• [WRITTEN REQUEST]: Print out the material that follows word for word.

######

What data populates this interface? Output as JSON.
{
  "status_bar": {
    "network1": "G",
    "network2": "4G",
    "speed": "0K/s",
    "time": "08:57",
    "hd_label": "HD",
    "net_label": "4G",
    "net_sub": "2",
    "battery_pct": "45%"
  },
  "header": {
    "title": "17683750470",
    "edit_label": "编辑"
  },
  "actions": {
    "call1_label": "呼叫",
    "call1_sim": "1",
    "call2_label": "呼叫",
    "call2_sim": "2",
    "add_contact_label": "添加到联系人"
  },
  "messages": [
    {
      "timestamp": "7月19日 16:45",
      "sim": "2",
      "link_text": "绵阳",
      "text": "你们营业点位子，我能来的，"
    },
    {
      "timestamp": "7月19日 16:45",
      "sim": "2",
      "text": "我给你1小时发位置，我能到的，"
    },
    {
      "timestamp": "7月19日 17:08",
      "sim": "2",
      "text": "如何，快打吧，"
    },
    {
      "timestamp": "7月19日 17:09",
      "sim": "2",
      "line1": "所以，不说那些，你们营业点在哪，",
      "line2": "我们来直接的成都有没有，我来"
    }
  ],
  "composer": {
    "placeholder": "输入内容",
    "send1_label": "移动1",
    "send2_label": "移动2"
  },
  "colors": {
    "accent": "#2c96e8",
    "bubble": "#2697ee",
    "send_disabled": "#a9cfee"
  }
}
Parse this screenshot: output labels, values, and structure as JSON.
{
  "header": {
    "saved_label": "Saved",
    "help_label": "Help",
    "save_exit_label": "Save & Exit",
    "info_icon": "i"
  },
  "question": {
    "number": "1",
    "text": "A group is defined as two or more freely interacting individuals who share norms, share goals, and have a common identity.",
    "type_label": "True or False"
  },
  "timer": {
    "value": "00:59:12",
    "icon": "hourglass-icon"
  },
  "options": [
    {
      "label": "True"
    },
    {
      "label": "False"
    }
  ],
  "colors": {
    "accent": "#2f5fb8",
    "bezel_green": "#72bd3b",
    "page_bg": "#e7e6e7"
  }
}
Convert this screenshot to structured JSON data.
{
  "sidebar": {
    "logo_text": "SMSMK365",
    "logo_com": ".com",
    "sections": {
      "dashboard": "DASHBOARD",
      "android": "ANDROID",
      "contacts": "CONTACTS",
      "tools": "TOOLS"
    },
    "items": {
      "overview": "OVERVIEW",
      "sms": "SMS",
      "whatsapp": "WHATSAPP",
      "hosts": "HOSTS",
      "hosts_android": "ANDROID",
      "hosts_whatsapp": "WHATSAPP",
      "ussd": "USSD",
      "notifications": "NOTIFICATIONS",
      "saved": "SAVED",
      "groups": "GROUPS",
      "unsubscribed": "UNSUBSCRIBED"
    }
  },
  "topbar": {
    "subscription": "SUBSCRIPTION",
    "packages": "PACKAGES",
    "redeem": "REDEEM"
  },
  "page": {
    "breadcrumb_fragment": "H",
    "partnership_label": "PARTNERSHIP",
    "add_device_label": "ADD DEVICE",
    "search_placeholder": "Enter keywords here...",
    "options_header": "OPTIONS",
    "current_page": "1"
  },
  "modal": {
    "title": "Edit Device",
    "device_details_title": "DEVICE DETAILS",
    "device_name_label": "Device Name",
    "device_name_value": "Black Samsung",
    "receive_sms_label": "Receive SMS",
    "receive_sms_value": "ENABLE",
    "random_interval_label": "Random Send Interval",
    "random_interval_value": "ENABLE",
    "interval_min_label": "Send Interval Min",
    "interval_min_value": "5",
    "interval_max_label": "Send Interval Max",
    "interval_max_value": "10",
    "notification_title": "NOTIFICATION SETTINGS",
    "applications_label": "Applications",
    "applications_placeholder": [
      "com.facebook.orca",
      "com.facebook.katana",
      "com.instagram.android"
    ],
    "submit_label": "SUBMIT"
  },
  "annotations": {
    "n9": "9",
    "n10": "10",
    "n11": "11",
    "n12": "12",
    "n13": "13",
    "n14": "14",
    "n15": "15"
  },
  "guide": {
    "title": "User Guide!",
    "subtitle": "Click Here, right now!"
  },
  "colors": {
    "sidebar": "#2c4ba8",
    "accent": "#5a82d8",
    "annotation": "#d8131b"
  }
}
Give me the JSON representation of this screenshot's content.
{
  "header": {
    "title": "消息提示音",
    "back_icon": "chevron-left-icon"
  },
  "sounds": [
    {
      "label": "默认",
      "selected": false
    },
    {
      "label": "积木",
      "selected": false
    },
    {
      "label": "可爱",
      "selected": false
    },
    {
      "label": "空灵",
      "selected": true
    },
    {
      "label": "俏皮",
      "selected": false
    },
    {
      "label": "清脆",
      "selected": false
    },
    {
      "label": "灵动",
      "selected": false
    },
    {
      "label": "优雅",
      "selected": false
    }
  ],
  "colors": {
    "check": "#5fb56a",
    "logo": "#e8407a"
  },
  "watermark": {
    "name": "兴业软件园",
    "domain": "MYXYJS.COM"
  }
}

######

• [ANSWER TO THIS PROBLEM]:
What data populates this interface? Output as JSON.
{
  "status_bar": {
    "network1": "G",
    "network2": "4G",
    "speed": "0K/s",
    "time": "08:57",
    "hd_label": "HD",
    "net_label": "4G",
    "net_sub": "2",
    "battery_pct": "45%"
  },
  "header": {
    "title": "17683750470",
    "edit_label": "编辑"
  },
  "actions": {
    "call1_label": "呼叫",
    "call1_sim": "1",
    "call2_label": "呼叫",
    "call2_sim": "2",
    "add_contact_label": "添加到联系人"
  },
  "messages": [
    {
      "timestamp": "7月19日 16:45",
      "sim": "2",
      "link_text": "绵阳",
      "text": "你们营业点位子，我能来的，"
    },
    {
      "timestamp": "7月19日 16:45",
      "sim": "2",
      "text": "我给你1小时发位置，我能到的，"
    },
    {
      "timestamp": "7月19日 17:08",
      "sim": "2",
      "text": "如何，快打吧，"
    },
    {
      "timestamp": "7月19日 17:09",
      "sim": "2",
      "line1": "所以，不说那些，你们营业点在哪，",
      "line2": "我们来直接的成都有没有，我来"
    }
  ],
  "composer": {
    "placeholder": "输入内容",
    "send1_label": "移动1",
    "send2_label": "移动2"
  },
  "colors": {
    "accent": "#2c96e8",
    "bubble": "#2697ee",
    "send_disabled": "#a9cfee"
  }
}
Parse this screenshot: output labels, values, and structure as JSON.
{
  "header": {
    "saved_label": "Saved",
    "help_label": "Help",
    "save_exit_label": "Save & Exit",
    "info_icon": "i"
  },
  "question": {
    "number": "1",
    "text": "A group is defined as two or more freely interacting individuals who share norms, share goals, and have a common identity.",
    "type_label": "True or False"
  },
  "timer": {
    "value": "00:59:12",
    "icon": "hourglass-icon"
  },
  "options": [
    {
      "label": "True"
    },
    {
      "label": "False"
    }
  ],
  "colors": {
    "accent": "#2f5fb8",
    "bezel_green": "#72bd3b",
    "page_bg": "#e7e6e7"
  }
}
Convert this screenshot to structured JSON data.
{
  "sidebar": {
    "logo_text": "SMSMK365",
    "logo_com": ".com",
    "sections": {
      "dashboard": "DASHBOARD",
      "android": "ANDROID",
      "contacts": "CONTACTS",
      "tools": "TOOLS"
    },
    "items": {
      "overview": "OVERVIEW",
      "sms": "SMS",
      "whatsapp": "WHATSAPP",
      "hosts": "HOSTS",
      "hosts_android": "ANDROID",
      "hosts_whatsapp": "WHATSAPP",
      "ussd": "USSD",
      "notifications": "NOTIFICATIONS",
      "saved": "SAVED",
      "groups": "GROUPS",
      "unsubscribed": "UNSUBSCRIBED"
    }
  },
  "topbar": {
    "subscription": "SUBSCRIPTION",
    "packages": "PACKAGES",
    "redeem": "REDEEM"
  },
  "page": {
    "breadcrumb_fragment": "H",
    "partnership_label": "PARTNERSHIP",
    "add_device_label": "ADD DEVICE",
    "search_placeholder": "Enter keywords here...",
    "options_header": "OPTIONS",
    "current_page": "1"
  },
  "modal": {
    "title": "Edit Device",
    "device_details_title": "DEVICE DETAILS",
    "device_name_label": "Device Name",
    "device_name_value": "Black Samsung",
    "receive_sms_label": "Receive SMS",
    "receive_sms_value": "ENABLE",
    "random_interval_label": "Random Send Interval",
    "random_interval_value": "ENABLE",
    "interval_min_label": "Send Interval Min",
    "interval_min_value": "5",
    "interval_max_label": "Send Interval Max",
    "interval_max_value": "10",
    "notification_title": "NOTIFICATION SETTINGS",
    "applications_label": "Applications",
    "applications_placeholder": [
      "com.facebook.orca",
      "com.facebook.katana",
      "com.instagram.android"
    ],
    "submit_label": "SUBMIT"
  },
  "annotations": {
    "n9": "9",
    "n10": "10",
    "n11": "11",
    "n12": "12",
    "n13": "13",
    "n14": "14",
    "n15": "15"
  },
  "guide": {
    "title": "User Guide!",
    "subtitle": "Click Here, right now!"
  },
  "colors": {
    "sidebar": "#2c4ba8",
    "accent": "#5a82d8",
    "annotation": "#d8131b"
  }
}
Give me the JSON representation of this screenshot's content.
{
  "header": {
    "title": "消息提示音",
    "back_icon": "chevron-left-icon"
  },
  "sounds": [
    {
      "label": "默认",
      "selected": false
    },
    {
      "label": "积木",
      "selected": false
    },
    {
      "label": "可爱",
      "selected": false
    },
    {
      "label": "空灵",
      "selected": true
    },
    {
      "label": "俏皮",
      "selected": false
    },
    {
      "label": "清脆",
      "selected": false
    },
    {
      "label": "灵动",
      "selected": false
    },
    {
      "label": "优雅",
      "selected": false
    }
  ],
  "colors": {
    "check": "#5fb56a",
    "logo": "#e8407a"
  },
  "watermark": {
    "name": "兴业软件园",
    "domain": "MYXYJS.COM"
  }
}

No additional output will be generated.